▸ Article:
***
Tuesday, May 29, 2012

Tripods, the Legs

Perhaps no other photography tool is more important than a tripod. It is impossible for the human body to support anything without some degree of shake or quiver. Short lenses, high shutter speeds and image stabilization helps to eliminate camera motion but when using longer lenses and particularly in low light situations stabilizing the camera becomes of utmost importance.

Mona of the Montanagirl blog recently asked me to make some recommendations as to what tripod may suit her needs.  With her request in mind I will share some of my thoughts on tripods here but first late me state unequivocally that ANY tripod that supports your camera and lens is better than no tripod.

Induro AT313 Alloy 8M

  Before looking at any other features ensure that the legs you are considering are rated to support the largest lens & camera rig that you may use it with.  Keep in mind possible future lens purchases. Buying a big lens is expensive enough without needing to replace a recently purchased tripod.  I well remember seeing a elk shooting buddy show up for the rut one year with a heavy duty set of carbon fiber gittzo legs & Wimberly gimbal head with his little 300mm F4 attached.  The wisdom of his choice became apparent the next autumn when he arrived to shoot the rut sporting a new 12 pound Canon 400mm F2.8. 

Tripods suitable for the still photographer are typically made with either carbon fiber or aluminum legs.  Carbon fiber is lighter, stronger, and more expensive.  If weight is not a major concern aluminum legs can be purchased for less than one half the price of carbon fiber.  If weight is a concern and your budget allows carbon fiber is the best way to go.
***
▸ Collected material:
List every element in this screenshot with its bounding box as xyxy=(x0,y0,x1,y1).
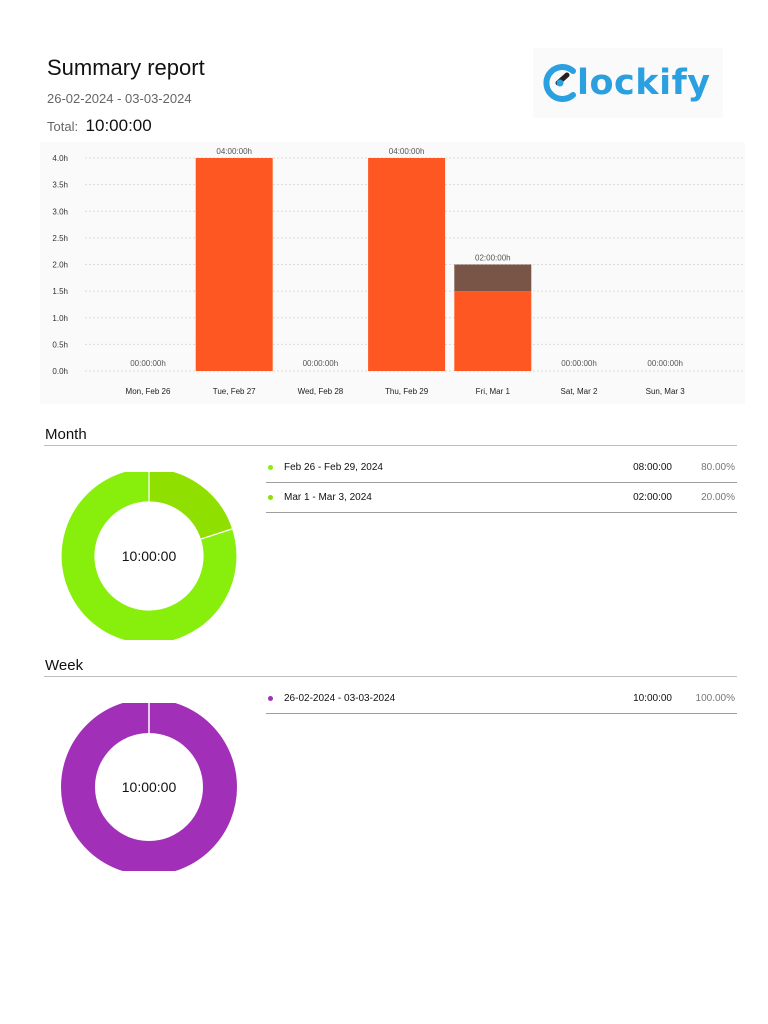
***
▸ Aim A:
Answer these questions about the tripod blog post, marking each answer with its matching number.
(i) Who asked the writer for tripod recommendations?
(ii) What lens did the elk-shooting buddy bring to the rut the next autumn?
(iii) Which leg material does the post call lighter, stronger, and more expensive?
▸ Aim B: In the tripod blog post, rename "Mona" to "Jean" and write out the passage starting at "Mona of the" and ending at "than no tripod." with that change.

▸ Task result A:
(i) Mona of the Montanagirl blog.
(ii) A new 12 pound Canon 400mm F2.8.
(iii) Carbon fiber.

▸ Task result B:
Jean of the Montanagirl blog recently asked me to make some recommendations as to what tripod may suit her needs.  With her request in mind I will share some of my thoughts on tripods here but first late me state unequivocally that ANY tripod that supports your camera and lens is better than no tripod.